This means we have found the term $\frac{\partial C(x^*, x)}{\partial x^*_d}$ All that is left is to multiply through by $\alpha = C(x, x)^{-1} y. $ As seen below, $\alpha$ has shape (n_train,), so we need to broadcast manually in the appropriate directions.


In [8]:
print(regressor.alpha_.shape)

#
gradient = np.sum(kernel_derivative * regressor.alpha_[np.newaxis, :, np.newaxis], axis=1)
gradient_2 = np.tensordot(kernel_derivative, regressor.alpha_, (1, 0))
print(gradient.shape)
print(np.allclose(gradient, gradient_2))

# We should now be the same as using the 'proper' pushed implementation
from pypuffin.sklearn.gaussian_process import gradient_of_mean

gradient_3 = gradient_of_mean(regressor, X_eval)
print(np.allclose(gradient, gradient_3))


(6,)
(500, 1)
True
True

In [9]:
plt.figure(figsize=(8, 5))
plt.plot(x_eval, y_eval, 'b-', label='mean')
plt.plot(x_eval, gradient_3.flatten(), 'r-', label='gradient')
plt.xlabel('$x$')
plt.ylabel('$f(x)$')
plt.legend();


We also need the derivative of the standard deviation - that's because in the exploratory phase we're going to be performing HMC with the potential function of $\mu - \sigma$, that is saying that very uncertain points are favoured. It seems that, for training points $x$ and kernel $C$, and evaluation points $x^*$, we have a vector of uncertainties at each of the training points $\sigma_i$. The expression for this is as below, where summing is explicit, and greek indices are over the training points; roman over the evaluation points.

------------

## Your tasks
• A. Answer these from the notebook excerpt:
(i) What shape does α have?
(ii) From which module is gradient_of_mean imported?
(iii) What potential function will HMC use in the exploratory phase?
• B. Decide whether each statement agrees with the notebook excerpt. Answer yes or no, and quote the words that decide it.
(i) The gradient is plotted as a red line labeled 'gradient'.
(ii) Greek indices run over the evaluation points.
(iii) The potential function favors very certain points.
• C. Rewrite the notebook excerpt between "print(np.allclose(gradient, gradient_3))" and "plt.xlabel('$x$')", inclusive, and switch "gradient_3" to "grad_mean" everywhere in that part.
The items that come after the notebook excerpt are separate material.

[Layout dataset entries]
------------

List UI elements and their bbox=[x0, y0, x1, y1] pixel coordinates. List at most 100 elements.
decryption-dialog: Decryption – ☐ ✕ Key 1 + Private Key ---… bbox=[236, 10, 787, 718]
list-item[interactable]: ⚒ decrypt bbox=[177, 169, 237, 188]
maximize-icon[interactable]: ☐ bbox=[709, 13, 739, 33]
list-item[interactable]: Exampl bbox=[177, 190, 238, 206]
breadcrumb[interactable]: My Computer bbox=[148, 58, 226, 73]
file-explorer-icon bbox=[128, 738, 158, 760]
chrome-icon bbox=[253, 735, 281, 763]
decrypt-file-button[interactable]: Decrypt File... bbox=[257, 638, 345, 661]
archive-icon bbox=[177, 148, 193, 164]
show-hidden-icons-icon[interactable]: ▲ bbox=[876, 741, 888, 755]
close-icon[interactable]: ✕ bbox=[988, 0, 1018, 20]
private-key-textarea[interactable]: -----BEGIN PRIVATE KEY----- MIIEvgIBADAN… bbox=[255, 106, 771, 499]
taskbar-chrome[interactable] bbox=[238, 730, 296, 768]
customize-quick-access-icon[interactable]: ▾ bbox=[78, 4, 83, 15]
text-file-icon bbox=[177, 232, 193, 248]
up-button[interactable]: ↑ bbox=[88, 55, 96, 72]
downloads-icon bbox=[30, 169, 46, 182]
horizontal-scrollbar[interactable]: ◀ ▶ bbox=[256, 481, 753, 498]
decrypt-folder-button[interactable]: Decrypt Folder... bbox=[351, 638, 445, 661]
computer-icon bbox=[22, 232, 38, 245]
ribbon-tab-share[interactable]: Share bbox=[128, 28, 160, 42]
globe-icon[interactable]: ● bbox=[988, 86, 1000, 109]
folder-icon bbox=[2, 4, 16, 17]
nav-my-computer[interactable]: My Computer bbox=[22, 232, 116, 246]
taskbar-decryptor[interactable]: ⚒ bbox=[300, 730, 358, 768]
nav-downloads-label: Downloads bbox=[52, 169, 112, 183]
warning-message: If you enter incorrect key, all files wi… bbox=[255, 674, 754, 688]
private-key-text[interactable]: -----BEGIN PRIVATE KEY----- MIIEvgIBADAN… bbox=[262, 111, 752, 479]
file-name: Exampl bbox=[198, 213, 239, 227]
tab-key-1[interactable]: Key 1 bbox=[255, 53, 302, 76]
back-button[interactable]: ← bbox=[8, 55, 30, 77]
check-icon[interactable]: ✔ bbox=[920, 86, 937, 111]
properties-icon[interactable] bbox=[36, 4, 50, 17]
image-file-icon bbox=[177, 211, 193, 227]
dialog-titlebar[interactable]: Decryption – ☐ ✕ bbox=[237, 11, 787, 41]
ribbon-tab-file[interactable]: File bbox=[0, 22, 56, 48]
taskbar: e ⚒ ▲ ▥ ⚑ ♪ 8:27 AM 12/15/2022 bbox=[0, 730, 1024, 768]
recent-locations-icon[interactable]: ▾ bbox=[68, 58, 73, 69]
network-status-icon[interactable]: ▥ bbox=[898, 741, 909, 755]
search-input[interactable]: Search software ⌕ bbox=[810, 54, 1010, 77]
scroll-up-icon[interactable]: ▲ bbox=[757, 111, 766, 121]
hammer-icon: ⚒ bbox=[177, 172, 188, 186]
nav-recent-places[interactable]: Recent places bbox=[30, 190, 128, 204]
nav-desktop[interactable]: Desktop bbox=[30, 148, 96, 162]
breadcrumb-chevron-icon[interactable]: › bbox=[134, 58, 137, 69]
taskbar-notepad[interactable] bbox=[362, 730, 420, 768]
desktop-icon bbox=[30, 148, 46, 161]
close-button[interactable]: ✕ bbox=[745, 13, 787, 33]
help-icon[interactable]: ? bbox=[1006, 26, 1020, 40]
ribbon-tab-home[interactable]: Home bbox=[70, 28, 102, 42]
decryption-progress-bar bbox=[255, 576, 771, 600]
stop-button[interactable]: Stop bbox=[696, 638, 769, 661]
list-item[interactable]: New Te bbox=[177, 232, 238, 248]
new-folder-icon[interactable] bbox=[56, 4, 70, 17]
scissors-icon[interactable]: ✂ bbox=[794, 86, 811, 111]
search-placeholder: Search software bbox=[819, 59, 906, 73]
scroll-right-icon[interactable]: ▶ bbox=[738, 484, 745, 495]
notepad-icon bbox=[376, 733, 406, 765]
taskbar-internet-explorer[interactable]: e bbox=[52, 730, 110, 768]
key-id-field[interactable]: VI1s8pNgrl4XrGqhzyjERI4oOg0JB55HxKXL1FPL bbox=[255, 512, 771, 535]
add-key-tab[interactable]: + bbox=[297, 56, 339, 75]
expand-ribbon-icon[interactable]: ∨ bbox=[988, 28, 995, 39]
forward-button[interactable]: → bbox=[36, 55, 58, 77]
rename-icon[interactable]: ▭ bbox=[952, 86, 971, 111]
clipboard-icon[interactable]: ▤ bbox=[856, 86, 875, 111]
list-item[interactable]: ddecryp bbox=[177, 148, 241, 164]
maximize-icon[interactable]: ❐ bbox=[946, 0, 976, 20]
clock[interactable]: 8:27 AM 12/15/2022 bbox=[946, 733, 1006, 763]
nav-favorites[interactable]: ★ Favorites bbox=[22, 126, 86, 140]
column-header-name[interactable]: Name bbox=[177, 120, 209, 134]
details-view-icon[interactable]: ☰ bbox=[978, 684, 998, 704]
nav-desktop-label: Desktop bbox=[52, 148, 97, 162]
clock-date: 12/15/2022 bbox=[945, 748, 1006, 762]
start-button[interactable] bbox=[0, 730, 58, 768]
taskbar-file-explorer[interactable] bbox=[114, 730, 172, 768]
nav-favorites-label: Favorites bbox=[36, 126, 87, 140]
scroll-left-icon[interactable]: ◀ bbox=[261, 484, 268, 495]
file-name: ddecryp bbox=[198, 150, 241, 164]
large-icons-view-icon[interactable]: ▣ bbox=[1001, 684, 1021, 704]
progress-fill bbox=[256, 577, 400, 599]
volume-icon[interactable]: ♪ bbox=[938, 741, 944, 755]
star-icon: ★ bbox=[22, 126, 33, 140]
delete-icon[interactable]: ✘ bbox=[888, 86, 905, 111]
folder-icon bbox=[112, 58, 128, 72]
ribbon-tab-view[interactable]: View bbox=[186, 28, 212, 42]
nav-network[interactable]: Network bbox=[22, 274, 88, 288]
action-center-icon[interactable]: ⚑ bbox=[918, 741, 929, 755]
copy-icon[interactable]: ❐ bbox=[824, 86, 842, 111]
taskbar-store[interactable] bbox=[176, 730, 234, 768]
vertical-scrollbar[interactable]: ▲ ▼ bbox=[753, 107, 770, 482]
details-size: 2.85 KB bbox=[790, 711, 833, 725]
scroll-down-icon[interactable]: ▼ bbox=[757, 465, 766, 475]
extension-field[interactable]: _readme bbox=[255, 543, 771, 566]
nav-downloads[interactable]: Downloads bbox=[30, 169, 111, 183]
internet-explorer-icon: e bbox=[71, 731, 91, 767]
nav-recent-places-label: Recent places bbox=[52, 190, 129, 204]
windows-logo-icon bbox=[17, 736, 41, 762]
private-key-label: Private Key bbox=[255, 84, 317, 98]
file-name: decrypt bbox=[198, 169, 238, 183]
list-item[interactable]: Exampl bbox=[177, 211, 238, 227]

------------

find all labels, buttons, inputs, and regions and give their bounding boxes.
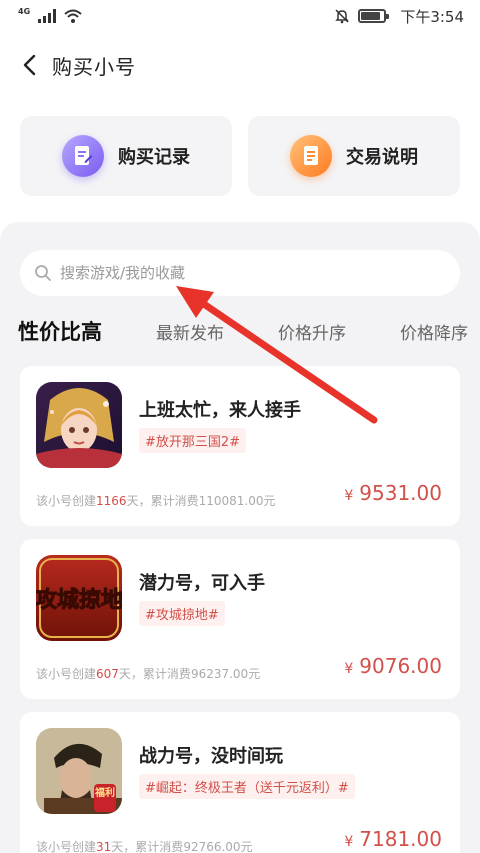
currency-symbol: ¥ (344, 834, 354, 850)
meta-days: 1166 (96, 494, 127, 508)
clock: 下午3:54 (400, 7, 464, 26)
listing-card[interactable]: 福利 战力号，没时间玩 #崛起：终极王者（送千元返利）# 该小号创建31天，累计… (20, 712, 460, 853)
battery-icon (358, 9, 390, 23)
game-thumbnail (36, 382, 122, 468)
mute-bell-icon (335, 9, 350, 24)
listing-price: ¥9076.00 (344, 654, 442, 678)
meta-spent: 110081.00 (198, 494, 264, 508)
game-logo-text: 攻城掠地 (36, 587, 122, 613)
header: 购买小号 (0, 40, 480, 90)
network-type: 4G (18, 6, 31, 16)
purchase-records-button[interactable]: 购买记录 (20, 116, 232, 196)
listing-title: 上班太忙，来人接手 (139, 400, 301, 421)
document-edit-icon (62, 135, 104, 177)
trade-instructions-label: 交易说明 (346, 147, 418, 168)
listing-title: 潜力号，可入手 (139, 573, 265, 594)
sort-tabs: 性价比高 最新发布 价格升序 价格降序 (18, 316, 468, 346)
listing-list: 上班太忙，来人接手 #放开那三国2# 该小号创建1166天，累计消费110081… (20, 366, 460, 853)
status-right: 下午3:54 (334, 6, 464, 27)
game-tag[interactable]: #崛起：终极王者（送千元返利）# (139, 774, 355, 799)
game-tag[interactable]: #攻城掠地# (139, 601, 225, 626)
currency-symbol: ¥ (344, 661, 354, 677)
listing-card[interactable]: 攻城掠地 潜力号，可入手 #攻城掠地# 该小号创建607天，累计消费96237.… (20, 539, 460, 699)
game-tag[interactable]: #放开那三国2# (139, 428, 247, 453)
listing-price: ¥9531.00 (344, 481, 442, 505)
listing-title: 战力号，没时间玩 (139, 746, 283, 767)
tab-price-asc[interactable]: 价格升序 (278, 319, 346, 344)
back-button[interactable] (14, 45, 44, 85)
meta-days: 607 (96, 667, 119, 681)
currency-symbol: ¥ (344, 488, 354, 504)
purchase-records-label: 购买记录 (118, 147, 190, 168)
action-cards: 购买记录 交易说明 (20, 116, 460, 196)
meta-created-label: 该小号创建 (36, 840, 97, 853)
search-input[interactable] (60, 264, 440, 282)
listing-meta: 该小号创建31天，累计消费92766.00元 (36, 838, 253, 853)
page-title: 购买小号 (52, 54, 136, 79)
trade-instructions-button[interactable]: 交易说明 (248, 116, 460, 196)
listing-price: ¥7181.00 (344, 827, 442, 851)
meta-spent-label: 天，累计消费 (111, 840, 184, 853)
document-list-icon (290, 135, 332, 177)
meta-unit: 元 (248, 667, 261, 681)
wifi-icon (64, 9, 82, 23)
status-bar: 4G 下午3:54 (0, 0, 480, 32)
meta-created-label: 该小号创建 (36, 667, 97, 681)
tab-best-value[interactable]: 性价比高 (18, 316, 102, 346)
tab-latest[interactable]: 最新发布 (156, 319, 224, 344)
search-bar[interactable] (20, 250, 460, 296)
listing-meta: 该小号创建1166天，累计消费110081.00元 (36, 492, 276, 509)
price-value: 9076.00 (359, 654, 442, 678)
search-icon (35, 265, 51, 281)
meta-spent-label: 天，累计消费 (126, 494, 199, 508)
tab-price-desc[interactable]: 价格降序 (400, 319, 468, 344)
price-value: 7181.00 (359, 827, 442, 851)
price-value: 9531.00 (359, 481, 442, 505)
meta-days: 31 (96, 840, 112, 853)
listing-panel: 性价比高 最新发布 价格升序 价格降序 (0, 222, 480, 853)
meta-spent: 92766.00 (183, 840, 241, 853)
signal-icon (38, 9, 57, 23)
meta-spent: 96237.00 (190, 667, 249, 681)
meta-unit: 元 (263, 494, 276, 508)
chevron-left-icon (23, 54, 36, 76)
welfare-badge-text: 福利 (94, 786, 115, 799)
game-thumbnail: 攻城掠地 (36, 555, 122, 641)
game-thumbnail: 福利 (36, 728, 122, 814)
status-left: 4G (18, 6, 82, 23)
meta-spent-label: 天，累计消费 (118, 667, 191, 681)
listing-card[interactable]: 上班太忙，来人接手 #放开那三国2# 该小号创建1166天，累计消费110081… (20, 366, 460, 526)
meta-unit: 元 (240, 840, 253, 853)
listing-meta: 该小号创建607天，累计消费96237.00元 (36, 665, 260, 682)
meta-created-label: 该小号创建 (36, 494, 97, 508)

------------

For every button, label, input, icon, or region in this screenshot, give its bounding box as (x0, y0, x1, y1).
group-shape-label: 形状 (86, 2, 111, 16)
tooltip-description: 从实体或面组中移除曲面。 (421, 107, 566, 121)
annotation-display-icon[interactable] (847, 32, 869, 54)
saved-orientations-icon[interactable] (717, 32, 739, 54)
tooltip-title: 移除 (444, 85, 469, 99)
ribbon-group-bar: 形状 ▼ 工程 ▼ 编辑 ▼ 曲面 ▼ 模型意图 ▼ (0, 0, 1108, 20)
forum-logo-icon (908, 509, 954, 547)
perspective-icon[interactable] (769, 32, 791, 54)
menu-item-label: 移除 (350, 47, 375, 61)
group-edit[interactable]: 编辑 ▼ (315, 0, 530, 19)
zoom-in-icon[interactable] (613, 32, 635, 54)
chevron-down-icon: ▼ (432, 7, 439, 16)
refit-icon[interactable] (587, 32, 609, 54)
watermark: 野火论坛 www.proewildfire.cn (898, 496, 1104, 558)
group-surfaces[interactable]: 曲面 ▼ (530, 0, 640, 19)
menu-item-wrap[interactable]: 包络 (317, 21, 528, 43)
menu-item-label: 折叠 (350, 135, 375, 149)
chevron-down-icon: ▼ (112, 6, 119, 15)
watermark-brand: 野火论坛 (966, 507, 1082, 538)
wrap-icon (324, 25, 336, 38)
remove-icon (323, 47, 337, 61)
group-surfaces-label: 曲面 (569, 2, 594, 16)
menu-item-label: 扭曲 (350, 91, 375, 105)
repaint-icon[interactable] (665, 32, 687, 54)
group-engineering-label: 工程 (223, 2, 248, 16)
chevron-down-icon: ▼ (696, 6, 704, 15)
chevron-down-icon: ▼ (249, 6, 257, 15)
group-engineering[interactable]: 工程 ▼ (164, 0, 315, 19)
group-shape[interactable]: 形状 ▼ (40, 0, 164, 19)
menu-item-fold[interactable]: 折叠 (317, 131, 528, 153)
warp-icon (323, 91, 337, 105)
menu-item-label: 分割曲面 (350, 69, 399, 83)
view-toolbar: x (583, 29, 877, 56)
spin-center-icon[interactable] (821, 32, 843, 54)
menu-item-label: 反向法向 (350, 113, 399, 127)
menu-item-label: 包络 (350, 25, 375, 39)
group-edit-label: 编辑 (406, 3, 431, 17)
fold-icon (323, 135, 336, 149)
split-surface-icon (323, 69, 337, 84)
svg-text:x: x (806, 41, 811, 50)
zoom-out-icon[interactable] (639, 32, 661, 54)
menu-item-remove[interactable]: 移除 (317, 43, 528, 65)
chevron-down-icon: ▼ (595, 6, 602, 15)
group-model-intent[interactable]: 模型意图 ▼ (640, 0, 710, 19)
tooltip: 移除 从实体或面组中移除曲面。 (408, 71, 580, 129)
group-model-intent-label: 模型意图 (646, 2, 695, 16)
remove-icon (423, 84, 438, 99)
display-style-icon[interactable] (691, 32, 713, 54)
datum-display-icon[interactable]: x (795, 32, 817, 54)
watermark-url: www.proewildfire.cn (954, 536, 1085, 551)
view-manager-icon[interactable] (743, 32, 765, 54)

------------

## Solution set
• A.
(i) (n_train,)
(ii) pypuffin.sklearn.gaussian_process
(iii) $\mu - \sigma$

• B.
(i) Yes: "plt.plot(x_eval, gradient_3.flatten(), 'r-', label='gradient')"
(ii) No: "greek indices are over the training points; roman over the evaluation points."
(iii) No: "that is saying that very uncertain points are favoured."

• C.
print(np.allclose(gradient, grad_mean))


(6,)
(500, 1)
True
True

In [9]:
plt.figure(figsize=(8, 5))
plt.plot(x_eval, y_eval, 'b-', label='mean')
plt.plot(x_eval, grad_mean.flatten(), 'r-', label='gradient')
plt.xlabel('$x$')